§ WHAT TO PRODUCE
Continue the discussion below about browsers, menubars and toolbars from its last sentence.

§ TEXT SHOWN
________________________
Hihi *giggle* I jus switched over to Opera from Epiphany, for several reasons: even though Opera uses Qt it loads up just as fast as Epiphany, it's a whole lot smoother, it has got several features I simply LOVE (speed dial!), and it just seems to consume less resources, both RAM and CPU...Firefox doesn't differ that much from Epiphany since they both use the same engine. The only wish I have is that Opera would blend more seamlessly in my existing GNOME environment. And well, I have a gripe against any apps using BOTH menubar and toolbar since they duplicate same functionality. But well, considering how much features Opera boasts it's kind of understandable. I would appreciate anyway that apps would start choosing EITHER a menubar OR a toolbar, not both.
I don't really understand this gripe. Toolbars and menubars are designed for different purposes, and as such don't really duplicate the same functionality.
A menubar stores virtually every option in the application, categorised in a (hopefully) logical way to help the new user discover all those features. In most complex modern applications there can be dozens (or even hundreds) of menu options, far too many for a clutter free toolbar.
________________________
Element boundary entries:
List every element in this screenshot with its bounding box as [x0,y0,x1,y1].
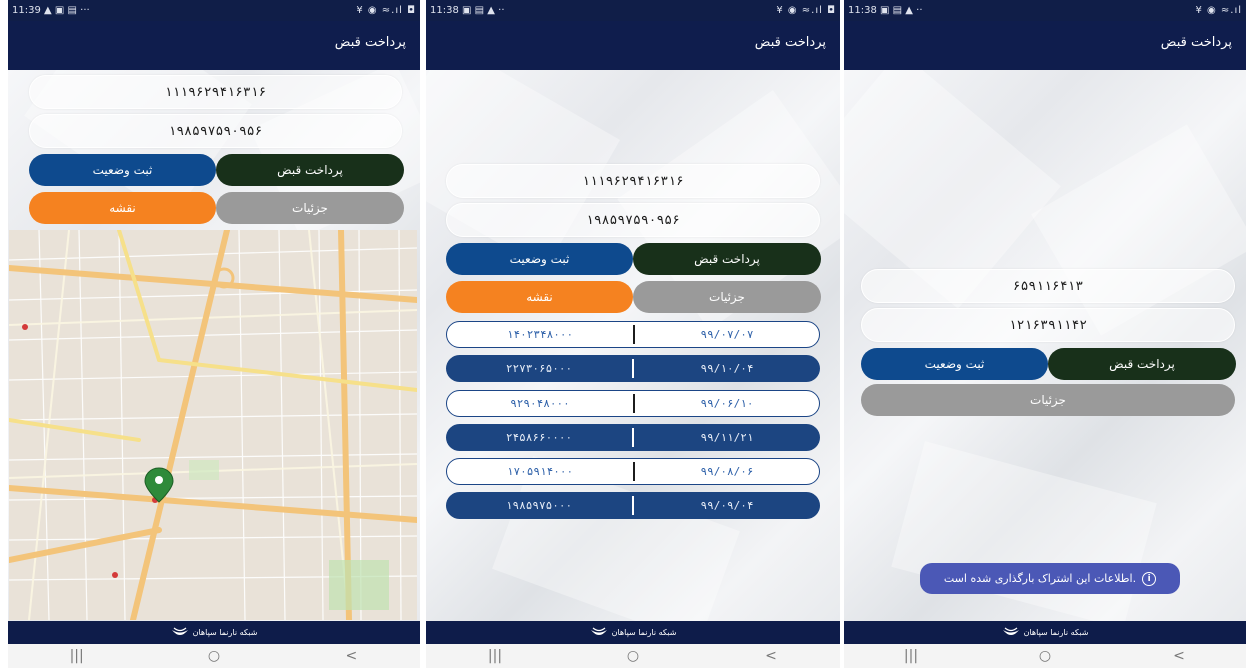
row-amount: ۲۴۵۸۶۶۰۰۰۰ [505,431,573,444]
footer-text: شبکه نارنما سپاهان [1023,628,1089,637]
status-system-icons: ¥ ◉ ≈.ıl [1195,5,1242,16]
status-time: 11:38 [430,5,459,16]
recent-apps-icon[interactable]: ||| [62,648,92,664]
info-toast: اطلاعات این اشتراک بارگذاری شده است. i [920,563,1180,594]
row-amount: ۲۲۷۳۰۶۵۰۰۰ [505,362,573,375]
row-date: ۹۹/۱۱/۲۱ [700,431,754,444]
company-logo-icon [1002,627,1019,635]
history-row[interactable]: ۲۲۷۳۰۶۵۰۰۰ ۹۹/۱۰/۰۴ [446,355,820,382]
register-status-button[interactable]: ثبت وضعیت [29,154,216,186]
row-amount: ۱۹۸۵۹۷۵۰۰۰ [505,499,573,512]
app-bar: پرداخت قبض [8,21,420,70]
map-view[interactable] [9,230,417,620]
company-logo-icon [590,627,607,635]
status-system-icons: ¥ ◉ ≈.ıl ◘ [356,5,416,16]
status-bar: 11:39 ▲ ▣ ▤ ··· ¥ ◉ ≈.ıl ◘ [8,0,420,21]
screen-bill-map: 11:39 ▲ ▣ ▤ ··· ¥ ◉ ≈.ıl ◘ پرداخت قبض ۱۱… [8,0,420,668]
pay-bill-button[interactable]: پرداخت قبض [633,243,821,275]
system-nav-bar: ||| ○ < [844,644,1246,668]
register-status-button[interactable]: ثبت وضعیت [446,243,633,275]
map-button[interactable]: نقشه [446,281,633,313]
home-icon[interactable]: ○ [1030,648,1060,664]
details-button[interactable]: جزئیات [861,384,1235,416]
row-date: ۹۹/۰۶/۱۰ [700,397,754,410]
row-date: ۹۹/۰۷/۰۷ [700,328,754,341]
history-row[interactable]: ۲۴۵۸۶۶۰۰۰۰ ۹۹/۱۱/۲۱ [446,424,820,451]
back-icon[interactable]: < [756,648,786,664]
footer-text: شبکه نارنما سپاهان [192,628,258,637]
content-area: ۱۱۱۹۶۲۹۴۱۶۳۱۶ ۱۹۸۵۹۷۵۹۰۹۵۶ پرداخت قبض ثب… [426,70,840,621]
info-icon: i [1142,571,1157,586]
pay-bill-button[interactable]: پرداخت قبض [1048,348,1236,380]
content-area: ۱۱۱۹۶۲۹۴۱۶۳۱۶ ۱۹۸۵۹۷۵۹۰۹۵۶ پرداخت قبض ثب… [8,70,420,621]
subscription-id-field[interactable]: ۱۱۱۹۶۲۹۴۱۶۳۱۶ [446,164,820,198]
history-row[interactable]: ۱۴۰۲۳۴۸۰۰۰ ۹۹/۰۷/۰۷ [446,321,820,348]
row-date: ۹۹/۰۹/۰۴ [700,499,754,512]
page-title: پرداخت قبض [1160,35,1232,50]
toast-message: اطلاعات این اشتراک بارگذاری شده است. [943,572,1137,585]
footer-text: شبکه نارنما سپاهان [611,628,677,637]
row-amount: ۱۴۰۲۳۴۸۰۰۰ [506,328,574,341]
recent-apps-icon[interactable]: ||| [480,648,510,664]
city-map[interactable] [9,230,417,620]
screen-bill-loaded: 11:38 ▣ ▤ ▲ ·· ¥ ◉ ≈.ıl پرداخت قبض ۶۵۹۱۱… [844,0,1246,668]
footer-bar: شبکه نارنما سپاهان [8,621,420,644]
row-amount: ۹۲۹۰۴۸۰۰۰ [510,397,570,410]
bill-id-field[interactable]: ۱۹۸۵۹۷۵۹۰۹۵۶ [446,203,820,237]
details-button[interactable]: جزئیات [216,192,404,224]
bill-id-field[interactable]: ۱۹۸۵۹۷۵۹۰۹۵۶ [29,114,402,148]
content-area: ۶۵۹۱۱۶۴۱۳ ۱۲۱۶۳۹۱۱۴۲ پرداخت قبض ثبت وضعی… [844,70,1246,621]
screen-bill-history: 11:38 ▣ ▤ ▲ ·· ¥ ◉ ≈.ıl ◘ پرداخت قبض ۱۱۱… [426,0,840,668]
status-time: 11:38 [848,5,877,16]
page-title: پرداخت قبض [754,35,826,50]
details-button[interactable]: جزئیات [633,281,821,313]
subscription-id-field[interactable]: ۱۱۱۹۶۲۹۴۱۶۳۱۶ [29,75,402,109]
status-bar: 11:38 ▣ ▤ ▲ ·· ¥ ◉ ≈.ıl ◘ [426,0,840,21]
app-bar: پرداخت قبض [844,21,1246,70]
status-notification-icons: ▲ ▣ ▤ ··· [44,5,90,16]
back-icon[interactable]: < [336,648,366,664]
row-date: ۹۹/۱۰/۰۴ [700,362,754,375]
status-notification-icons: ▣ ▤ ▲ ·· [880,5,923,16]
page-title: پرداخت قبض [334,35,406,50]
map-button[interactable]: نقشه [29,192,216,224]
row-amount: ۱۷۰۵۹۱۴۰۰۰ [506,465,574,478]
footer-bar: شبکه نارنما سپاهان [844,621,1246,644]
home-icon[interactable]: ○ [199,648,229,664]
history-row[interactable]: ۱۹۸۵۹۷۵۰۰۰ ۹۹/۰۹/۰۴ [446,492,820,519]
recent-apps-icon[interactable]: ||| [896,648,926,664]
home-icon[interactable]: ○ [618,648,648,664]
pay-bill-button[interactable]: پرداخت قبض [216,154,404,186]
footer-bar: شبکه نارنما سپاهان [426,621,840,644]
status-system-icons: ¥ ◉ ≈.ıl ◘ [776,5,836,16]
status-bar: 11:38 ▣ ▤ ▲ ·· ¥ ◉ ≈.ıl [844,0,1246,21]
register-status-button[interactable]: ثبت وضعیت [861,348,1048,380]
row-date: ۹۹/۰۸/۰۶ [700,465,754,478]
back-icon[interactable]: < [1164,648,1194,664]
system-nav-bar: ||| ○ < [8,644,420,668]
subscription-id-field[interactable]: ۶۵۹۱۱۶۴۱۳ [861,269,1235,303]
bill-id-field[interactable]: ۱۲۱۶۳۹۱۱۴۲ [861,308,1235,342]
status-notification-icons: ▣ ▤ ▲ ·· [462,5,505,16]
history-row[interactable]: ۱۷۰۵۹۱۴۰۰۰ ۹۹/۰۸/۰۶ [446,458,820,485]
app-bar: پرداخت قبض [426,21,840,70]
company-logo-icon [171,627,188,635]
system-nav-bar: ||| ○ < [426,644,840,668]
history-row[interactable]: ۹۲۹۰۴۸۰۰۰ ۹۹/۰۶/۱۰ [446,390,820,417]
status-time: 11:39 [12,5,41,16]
________________________
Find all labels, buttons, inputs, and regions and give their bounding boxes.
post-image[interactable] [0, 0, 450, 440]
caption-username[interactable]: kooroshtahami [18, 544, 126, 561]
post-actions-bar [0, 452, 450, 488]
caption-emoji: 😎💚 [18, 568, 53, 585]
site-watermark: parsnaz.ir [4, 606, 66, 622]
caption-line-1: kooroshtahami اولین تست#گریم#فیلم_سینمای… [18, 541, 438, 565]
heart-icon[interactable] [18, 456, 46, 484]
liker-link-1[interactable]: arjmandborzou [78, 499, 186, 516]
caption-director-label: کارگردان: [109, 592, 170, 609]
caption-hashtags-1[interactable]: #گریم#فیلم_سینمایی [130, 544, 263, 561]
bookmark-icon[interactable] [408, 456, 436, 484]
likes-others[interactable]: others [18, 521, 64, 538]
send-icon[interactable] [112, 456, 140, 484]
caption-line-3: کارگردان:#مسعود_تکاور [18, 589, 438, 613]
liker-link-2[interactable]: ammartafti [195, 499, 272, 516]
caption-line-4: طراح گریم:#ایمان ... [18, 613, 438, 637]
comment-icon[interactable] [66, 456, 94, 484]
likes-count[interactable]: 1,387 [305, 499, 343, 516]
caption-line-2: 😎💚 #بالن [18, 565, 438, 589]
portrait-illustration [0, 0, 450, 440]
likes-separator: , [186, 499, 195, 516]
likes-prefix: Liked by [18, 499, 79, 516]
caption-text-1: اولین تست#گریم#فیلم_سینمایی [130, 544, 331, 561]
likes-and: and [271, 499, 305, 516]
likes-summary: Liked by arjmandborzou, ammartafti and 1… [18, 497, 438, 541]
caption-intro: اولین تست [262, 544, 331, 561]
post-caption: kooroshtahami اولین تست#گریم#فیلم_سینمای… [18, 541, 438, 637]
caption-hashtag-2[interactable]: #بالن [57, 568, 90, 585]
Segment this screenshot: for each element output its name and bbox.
________________________
§ TASK OUTPUT
With the menu storing all those rarely used options, the toolbar can simply hold a handful of the most commonly used options. Options that you access so regularly that the extra time taken to open a menu would become significant.
Without a toolbar you'd lose that quick access, making the application slower to use. Without a menubar you'd have to clutter the toolbar with many rarely used options, again making it slower to access them.
To me it makes perfect sense to have both a menubar and a toolbar in the default GUI configuration. Of course if you don't want one or the other (or either of them) then they can quickly be turned off. There are plenty of people who just browse with mouse gestures and contextual menus, especially people who like to browse full screen.
I kind of think that a simple "Advanced options" button would be a lot more funtional than including both. For example, "Reload" button DOES indeedn duplicate funcionality. Why not make the user select the most commonly used buttons on the first run and then make the less used ones useable under an another button? Yes, I might be one of the few, but I personally hate apps that duplicate functionality by including both menubar and toolbar. It's a waste of space and time. Toolbar is a better choice in the sense that brains remember figures and images better than meanings of a series of figures (a series of characters, for example).
And yes, I still wish Epiphany would improve even just a LITTLE BIT, but there doesn't seem to be happenin anything at all!
How would such an option work?
If it displayed the 'advanced options' as a list then it's essentially just a menubar in a different form.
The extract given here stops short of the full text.